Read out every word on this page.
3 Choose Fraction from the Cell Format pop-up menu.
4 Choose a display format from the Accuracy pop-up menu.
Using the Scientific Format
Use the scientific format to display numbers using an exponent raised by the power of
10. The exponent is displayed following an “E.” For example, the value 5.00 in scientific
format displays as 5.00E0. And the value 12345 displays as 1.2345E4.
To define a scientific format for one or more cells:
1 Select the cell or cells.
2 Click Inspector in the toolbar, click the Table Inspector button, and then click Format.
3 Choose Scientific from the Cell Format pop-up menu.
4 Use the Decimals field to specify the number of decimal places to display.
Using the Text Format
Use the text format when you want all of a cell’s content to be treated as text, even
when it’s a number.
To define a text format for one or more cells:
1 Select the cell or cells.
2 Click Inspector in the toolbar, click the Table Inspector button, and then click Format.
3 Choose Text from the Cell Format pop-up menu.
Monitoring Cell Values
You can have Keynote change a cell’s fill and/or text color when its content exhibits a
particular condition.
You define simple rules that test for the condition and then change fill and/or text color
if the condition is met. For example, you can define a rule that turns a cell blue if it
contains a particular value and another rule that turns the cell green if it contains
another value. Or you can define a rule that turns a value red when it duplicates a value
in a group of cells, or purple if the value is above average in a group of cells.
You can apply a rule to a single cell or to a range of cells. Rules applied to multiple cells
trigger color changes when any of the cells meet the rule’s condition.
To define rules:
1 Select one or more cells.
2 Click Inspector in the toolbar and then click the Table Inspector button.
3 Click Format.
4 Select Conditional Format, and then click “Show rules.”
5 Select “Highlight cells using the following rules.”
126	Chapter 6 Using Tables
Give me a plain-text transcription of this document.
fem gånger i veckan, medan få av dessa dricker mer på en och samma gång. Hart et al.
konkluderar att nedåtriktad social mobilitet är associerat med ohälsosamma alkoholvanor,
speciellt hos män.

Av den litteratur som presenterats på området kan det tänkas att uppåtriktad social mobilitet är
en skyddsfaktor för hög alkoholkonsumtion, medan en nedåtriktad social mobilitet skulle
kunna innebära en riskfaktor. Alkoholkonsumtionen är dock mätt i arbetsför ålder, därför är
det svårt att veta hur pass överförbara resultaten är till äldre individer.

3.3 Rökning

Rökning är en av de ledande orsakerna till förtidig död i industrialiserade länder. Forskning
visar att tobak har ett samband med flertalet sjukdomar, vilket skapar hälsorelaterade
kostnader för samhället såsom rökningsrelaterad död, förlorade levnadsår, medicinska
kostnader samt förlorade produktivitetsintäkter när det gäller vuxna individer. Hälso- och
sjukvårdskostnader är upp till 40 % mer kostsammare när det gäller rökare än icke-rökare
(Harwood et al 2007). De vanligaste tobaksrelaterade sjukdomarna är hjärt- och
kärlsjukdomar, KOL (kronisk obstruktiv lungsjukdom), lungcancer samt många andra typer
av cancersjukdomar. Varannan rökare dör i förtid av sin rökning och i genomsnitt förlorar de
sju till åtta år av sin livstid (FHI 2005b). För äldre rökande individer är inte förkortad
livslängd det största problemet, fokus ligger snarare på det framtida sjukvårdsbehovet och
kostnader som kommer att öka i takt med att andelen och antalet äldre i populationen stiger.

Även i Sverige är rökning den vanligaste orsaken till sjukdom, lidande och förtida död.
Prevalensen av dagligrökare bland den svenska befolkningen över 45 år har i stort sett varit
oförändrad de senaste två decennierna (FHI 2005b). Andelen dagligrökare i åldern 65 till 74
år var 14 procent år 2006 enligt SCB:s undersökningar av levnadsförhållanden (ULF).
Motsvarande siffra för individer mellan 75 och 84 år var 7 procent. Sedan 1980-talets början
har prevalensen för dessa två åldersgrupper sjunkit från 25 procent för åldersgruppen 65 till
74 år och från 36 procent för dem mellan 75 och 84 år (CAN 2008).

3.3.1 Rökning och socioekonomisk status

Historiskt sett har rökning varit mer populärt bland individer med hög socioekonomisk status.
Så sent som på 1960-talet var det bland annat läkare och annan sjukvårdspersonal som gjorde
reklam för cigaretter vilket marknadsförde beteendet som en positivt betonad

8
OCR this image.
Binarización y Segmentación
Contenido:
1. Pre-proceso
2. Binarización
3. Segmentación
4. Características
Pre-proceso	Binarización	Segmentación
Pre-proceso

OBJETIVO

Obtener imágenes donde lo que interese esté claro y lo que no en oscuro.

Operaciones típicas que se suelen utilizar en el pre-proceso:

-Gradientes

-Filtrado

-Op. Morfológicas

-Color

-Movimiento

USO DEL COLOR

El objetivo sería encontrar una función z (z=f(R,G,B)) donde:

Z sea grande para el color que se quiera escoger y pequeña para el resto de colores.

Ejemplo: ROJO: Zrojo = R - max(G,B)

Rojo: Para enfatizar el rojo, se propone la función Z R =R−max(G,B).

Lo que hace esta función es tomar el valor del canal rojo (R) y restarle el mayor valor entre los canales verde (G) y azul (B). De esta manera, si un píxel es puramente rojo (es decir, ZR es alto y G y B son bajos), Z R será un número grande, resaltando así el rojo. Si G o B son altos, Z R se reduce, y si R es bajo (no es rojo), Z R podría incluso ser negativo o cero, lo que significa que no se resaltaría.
________________________
● **The problem**: Set down, exactly and only, the lines running from the one holding "OCR this image." through the end of the records above, both ends included.

● **Result of the exercise**:
OCR this image.
Binarización y Segmentación
Contenido:
1. Pre-proceso
2. Binarización
3. Segmentación
4. Características
Pre-proceso	Binarización	Segmentación
Pre-proceso

OBJETIVO

Obtener imágenes donde lo que interese esté claro y lo que no en oscuro.

Operaciones típicas que se suelen utilizar en el pre-proceso:

-Gradientes

-Filtrado

-Op. Morfológicas

-Color

-Movimiento

USO DEL COLOR

El objetivo sería encontrar una función z (z=f(R,G,B)) donde:

Z sea grande para el color que se quiera escoger y pequeña para el resto de colores.

Ejemplo: ROJO: Zrojo = R - max(G,B)

Rojo: Para enfatizar el rojo, se propone la función Z R =R−max(G,B).

Lo que hace esta función es tomar el valor del canal rojo (R) y restarle el mayor valor entre los canales verde (G) y azul (B). De esta manera, si un píxel es puramente rojo (es decir, ZR es alto y G y B son bajos), Z R será un número grande, resaltando así el rojo. Si G o B son altos, Z R se reduce, y si R es bajo (no es rojo), Z R podría incluso ser negativo o cero, lo que significa que no se resaltaría.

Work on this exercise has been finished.